Copy out the rows below, switching each "Dec. (J2000)" to "Declination (J2000)" and leaving all other text unchanged. Omit the pictures from your copy.

** START OF Input records **

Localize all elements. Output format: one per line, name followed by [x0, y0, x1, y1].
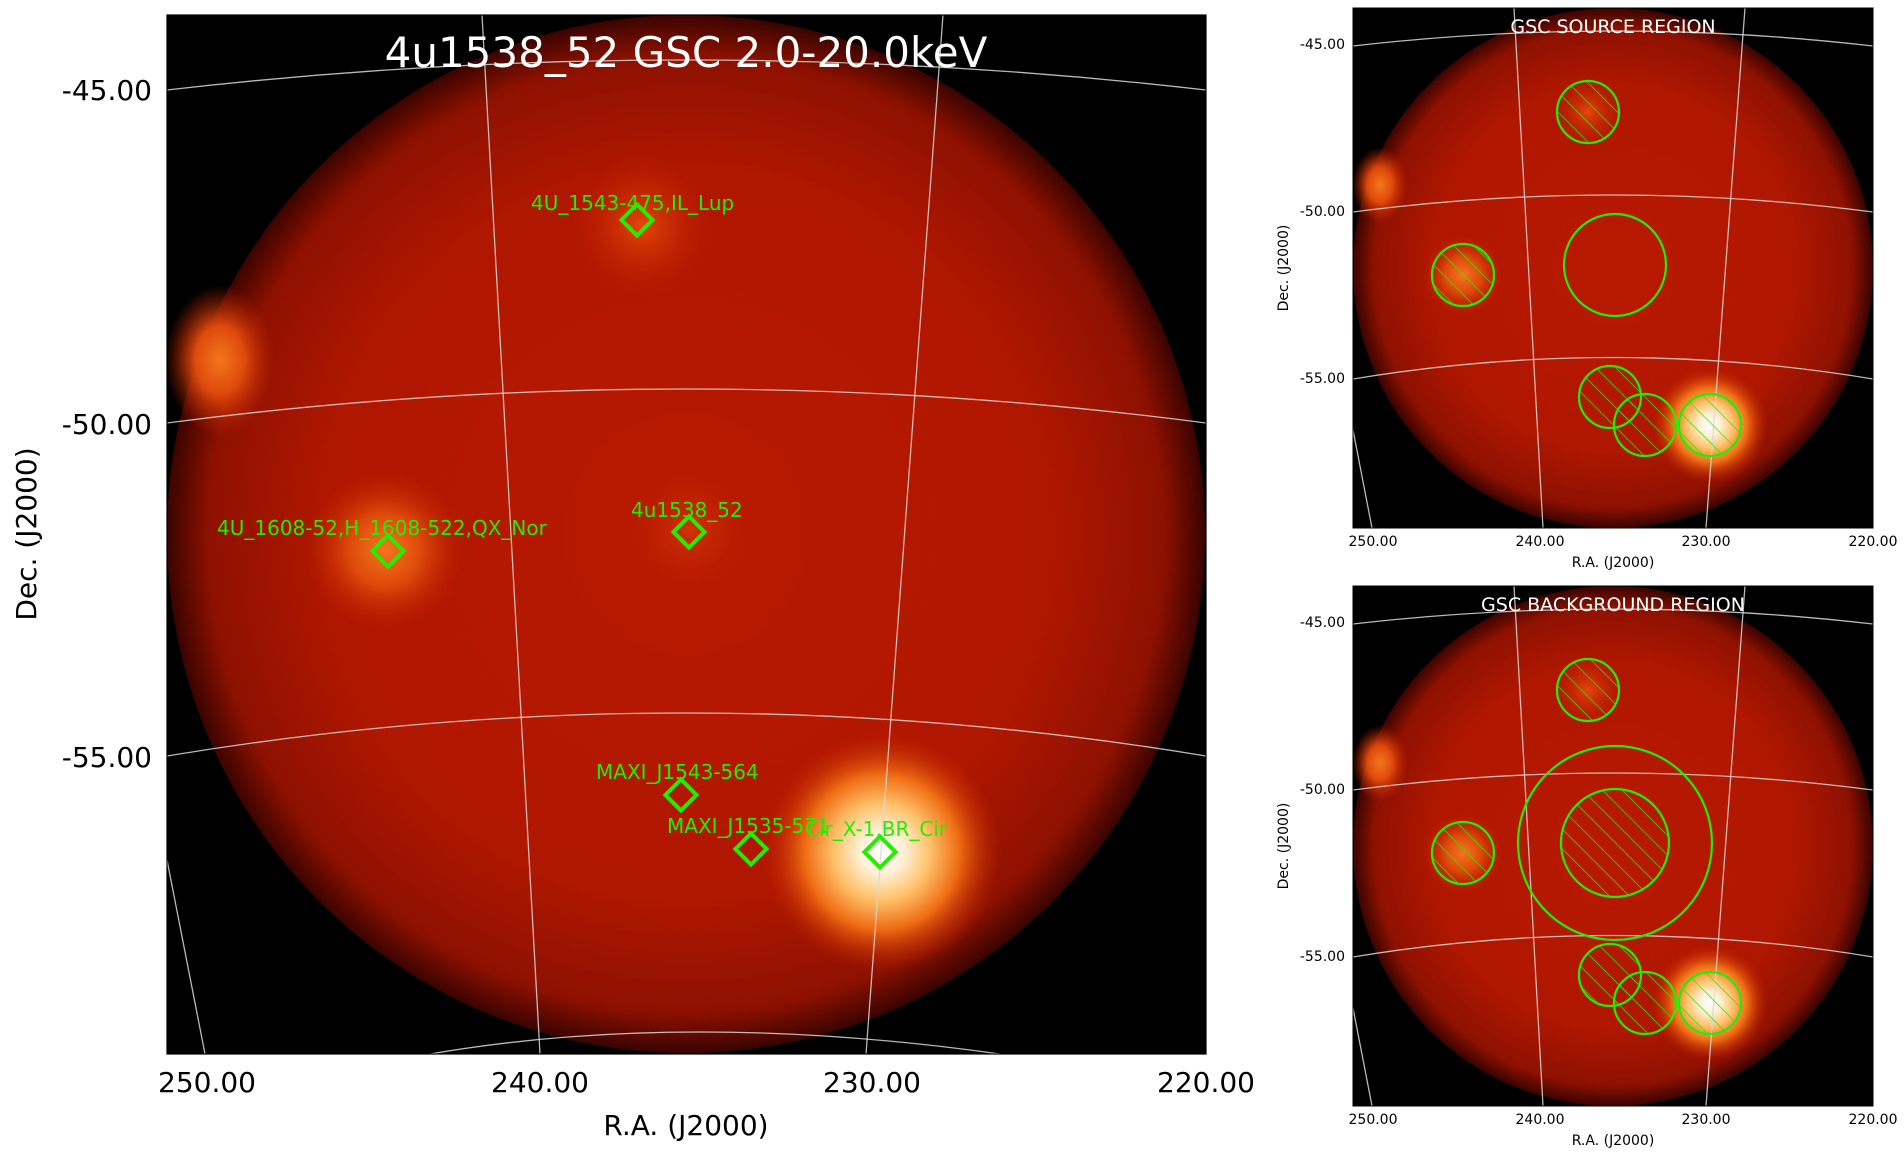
background-ytick: -50.00 — [1300, 782, 1345, 798]
background-panel-title: GSC BACKGROUND REGION — [1481, 594, 1745, 616]
main-xtick: 230.00 — [823, 1066, 921, 1099]
background-grid — [1513, 586, 1544, 1106]
source-frame — [1352, 7, 1874, 529]
background-grid — [1353, 772, 1873, 791]
background-xtick: 230.00 — [1682, 1112, 1731, 1128]
main-emission-4u1543 — [572, 156, 712, 296]
source-grid — [1353, 30, 1873, 47]
source-ytick: -50.00 — [1300, 204, 1345, 220]
excluded-region-4u1608 — [1430, 820, 1496, 886]
source-label: MAXI_J1535-571 — [667, 814, 830, 838]
background-xlabel: R.A. (J2000) — [1572, 1133, 1655, 1149]
source-label: MAXI_J1543-564 — [596, 760, 759, 784]
excluded-source-region — [1559, 787, 1671, 899]
background-xtick: 220.00 — [1849, 1112, 1898, 1128]
source-xtick: 220.00 — [1849, 534, 1898, 550]
marker-4u1538 — [670, 513, 708, 551]
background-ylabel: Dec. (J2000) — [1276, 803, 1292, 890]
source-xtick: 250.00 — [1349, 534, 1398, 550]
excluded-region-maxi1535 — [1612, 392, 1678, 458]
main-emission-4u1608 — [305, 470, 465, 630]
source-label: 4u1538_52 — [631, 498, 743, 522]
source-ytick: -45.00 — [1300, 37, 1345, 53]
main-ytick: -45.00 — [62, 74, 152, 107]
source-label: 4U_1543-475,IL_Lup — [531, 191, 734, 215]
excluded-region-cirx1 — [1677, 970, 1743, 1036]
main-grid-dec-50 — [167, 388, 1206, 424]
excluded-region-4u1543 — [1555, 657, 1621, 723]
source-grid — [1353, 356, 1873, 380]
main-xtick: 250.00 — [158, 1066, 256, 1099]
main-xtick: 240.00 — [491, 1066, 589, 1099]
main-grid-ra-230 — [865, 15, 944, 1054]
main-image-panel: 4U_1543-475,IL_Lup 4U_1608-52,H_1608-522… — [10, 14, 1255, 1142]
source-grid — [1353, 429, 1373, 528]
main-grid-ra-250 — [167, 859, 206, 1054]
main-ylabel: Dec. (J2000) — [10, 447, 43, 620]
marker-4u1543 — [618, 201, 656, 239]
source-panel-title: GSC SOURCE REGION — [1510, 16, 1715, 38]
background-emission-edge — [1353, 725, 1408, 801]
main-bright-emission — [762, 732, 1002, 972]
main-ytick: -55.00 — [62, 741, 152, 774]
source-grid — [1513, 8, 1544, 528]
source-xlabel: R.A. (J2000) — [1572, 555, 1655, 571]
excluded-region-4u1608 — [1430, 242, 1496, 308]
main-xlabel: R.A. (J2000) — [603, 1109, 768, 1142]
background-grid — [1353, 1007, 1373, 1106]
main-title: 4u1538_52 GSC 2.0-20.0keV — [385, 28, 988, 77]
background-annulus-region — [1516, 744, 1714, 942]
source-xtick: 230.00 — [1682, 534, 1731, 550]
background-frame — [1352, 585, 1874, 1107]
excluded-region-4u1543 — [1555, 79, 1621, 145]
background-grid — [1353, 934, 1873, 958]
main-grid-dec-60 — [429, 1031, 1001, 1054]
excluded-region-cirx1 — [1677, 392, 1743, 458]
main-emission-edge — [167, 285, 275, 435]
main-frame — [166, 14, 1207, 1055]
marker-4u1608 — [369, 532, 407, 570]
background-ytick: -45.00 — [1300, 615, 1345, 631]
marker-maxi1543 — [662, 776, 700, 814]
source-emission-edge — [1353, 147, 1408, 223]
source-ylabel: Dec. (J2000) — [1276, 225, 1292, 312]
background-xtick: 250.00 — [1349, 1112, 1398, 1128]
background-grid — [1353, 608, 1873, 625]
background-region-panel: GSC BACKGROUND REGION 250.00 240.00 230.… — [1276, 585, 1898, 1149]
source-region-panel: GSC SOURCE REGION 250.00 240.00 230.00 2… — [1276, 7, 1898, 571]
main-grid-dec-45 — [167, 59, 1206, 91]
main-grid-ra-240 — [481, 15, 541, 1054]
source-xtick: 240.00 — [1516, 534, 1565, 550]
main-grid-dec-55 — [167, 712, 1206, 757]
background-ytick: -55.00 — [1300, 949, 1345, 965]
marker-cirx1 — [861, 833, 899, 871]
marker-maxi1535 — [732, 830, 770, 868]
excluded-region-maxi1535 — [1612, 970, 1678, 1036]
source-grid — [1353, 194, 1873, 213]
main-xtick: 220.00 — [1157, 1066, 1255, 1099]
source-ytick: -55.00 — [1300, 371, 1345, 387]
background-xtick: 240.00 — [1516, 1112, 1565, 1128]
source-label: 4U_1608-52,H_1608-522,QX_Nor — [217, 516, 548, 540]
source-extraction-region — [1562, 212, 1668, 318]
main-emission-target — [620, 460, 760, 600]
source-label: Cir_X-1,BR_Cir — [805, 817, 948, 841]
main-ytick: -50.00 — [62, 408, 152, 441]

** END OF Input records **

■ **Complete response**:
Localize all elements. Output format: one per line, name followed by [x0, y0, x1, y1].
background-ytick: -50.00 — [1300, 782, 1345, 798]
background-panel-title: GSC BACKGROUND REGION — [1481, 594, 1745, 616]
main-xtick: 230.00 — [823, 1066, 921, 1099]
background-grid — [1513, 586, 1544, 1106]
source-frame — [1352, 7, 1874, 529]
background-grid — [1353, 772, 1873, 791]
background-xtick: 230.00 — [1682, 1112, 1731, 1128]
main-emission-4u1543 — [572, 156, 712, 296]
source-grid — [1353, 30, 1873, 47]
source-ytick: -50.00 — [1300, 204, 1345, 220]
excluded-region-4u1608 — [1430, 820, 1496, 886]
source-label: MAXI_J1535-571 — [667, 814, 830, 838]
background-xlabel: R.A. (J2000) — [1572, 1133, 1655, 1149]
source-label: MAXI_J1543-564 — [596, 760, 759, 784]
excluded-source-region — [1559, 787, 1671, 899]
background-xtick: 220.00 — [1849, 1112, 1898, 1128]
source-xtick: 220.00 — [1849, 534, 1898, 550]
marker-4u1538 — [670, 513, 708, 551]
background-ylabel: Declination (J2000) — [1276, 803, 1292, 890]
source-xtick: 250.00 — [1349, 534, 1398, 550]
excluded-region-maxi1535 — [1612, 392, 1678, 458]
main-emission-4u1608 — [305, 470, 465, 630]
source-label: 4u1538_52 — [631, 498, 743, 522]
source-ytick: -45.00 — [1300, 37, 1345, 53]
main-ytick: -45.00 — [62, 74, 152, 107]
source-label: 4U_1543-475,IL_Lup — [531, 191, 734, 215]
excluded-region-cirx1 — [1677, 970, 1743, 1036]
main-grid-dec-50 — [167, 388, 1206, 424]
excluded-region-4u1543 — [1555, 657, 1621, 723]
source-grid — [1353, 356, 1873, 380]
main-xtick: 250.00 — [158, 1066, 256, 1099]
main-xtick: 240.00 — [491, 1066, 589, 1099]
main-grid-ra-230 — [865, 15, 944, 1054]
main-image-panel: 4U_1543-475,IL_Lup 4U_1608-52,H_1608-522… — [10, 14, 1255, 1142]
source-grid — [1353, 429, 1373, 528]
main-grid-ra-250 — [167, 859, 206, 1054]
main-ylabel: Declination (J2000) — [10, 447, 43, 620]
marker-4u1543 — [618, 201, 656, 239]
source-panel-title: GSC SOURCE REGION — [1510, 16, 1715, 38]
background-emission-edge — [1353, 725, 1408, 801]
main-bright-emission — [762, 732, 1002, 972]
main-ytick: -55.00 — [62, 741, 152, 774]
source-grid — [1513, 8, 1544, 528]
source-xlabel: R.A. (J2000) — [1572, 555, 1655, 571]
excluded-region-4u1608 — [1430, 242, 1496, 308]
main-xlabel: R.A. (J2000) — [603, 1109, 768, 1142]
background-grid — [1353, 1007, 1373, 1106]
main-title: 4u1538_52 GSC 2.0-20.0keV — [385, 28, 988, 77]
background-annulus-region — [1516, 744, 1714, 942]
source-xtick: 230.00 — [1682, 534, 1731, 550]
background-frame — [1352, 585, 1874, 1107]
excluded-region-4u1543 — [1555, 79, 1621, 145]
background-grid — [1353, 934, 1873, 958]
main-grid-dec-60 — [429, 1031, 1001, 1054]
excluded-region-cirx1 — [1677, 392, 1743, 458]
main-emission-edge — [167, 285, 275, 435]
main-frame — [166, 14, 1207, 1055]
marker-4u1608 — [369, 532, 407, 570]
background-ytick: -45.00 — [1300, 615, 1345, 631]
marker-maxi1543 — [662, 776, 700, 814]
source-emission-edge — [1353, 147, 1408, 223]
source-ylabel: Declination (J2000) — [1276, 225, 1292, 312]
background-xtick: 250.00 — [1349, 1112, 1398, 1128]
background-grid — [1353, 608, 1873, 625]
background-region-panel: GSC BACKGROUND REGION 250.00 240.00 230.… — [1276, 585, 1898, 1149]
source-region-panel: GSC SOURCE REGION 250.00 240.00 230.00 2… — [1276, 7, 1898, 571]
main-grid-dec-45 — [167, 59, 1206, 91]
main-grid-ra-240 — [481, 15, 541, 1054]
source-xtick: 240.00 — [1516, 534, 1565, 550]
main-grid-dec-55 — [167, 712, 1206, 757]
background-ytick: -55.00 — [1300, 949, 1345, 965]
marker-cirx1 — [861, 833, 899, 871]
marker-maxi1535 — [732, 830, 770, 868]
excluded-region-maxi1535 — [1612, 970, 1678, 1036]
source-grid — [1353, 194, 1873, 213]
main-xtick: 220.00 — [1157, 1066, 1255, 1099]
source-ytick: -55.00 — [1300, 371, 1345, 387]
background-xtick: 240.00 — [1516, 1112, 1565, 1128]
source-label: 4U_1608-52,H_1608-522,QX_Nor — [217, 516, 548, 540]
source-extraction-region — [1562, 212, 1668, 318]
main-emission-target — [620, 460, 760, 600]
source-label: Cir_X-1,BR_Cir — [805, 817, 948, 841]
main-ytick: -50.00 — [62, 408, 152, 441]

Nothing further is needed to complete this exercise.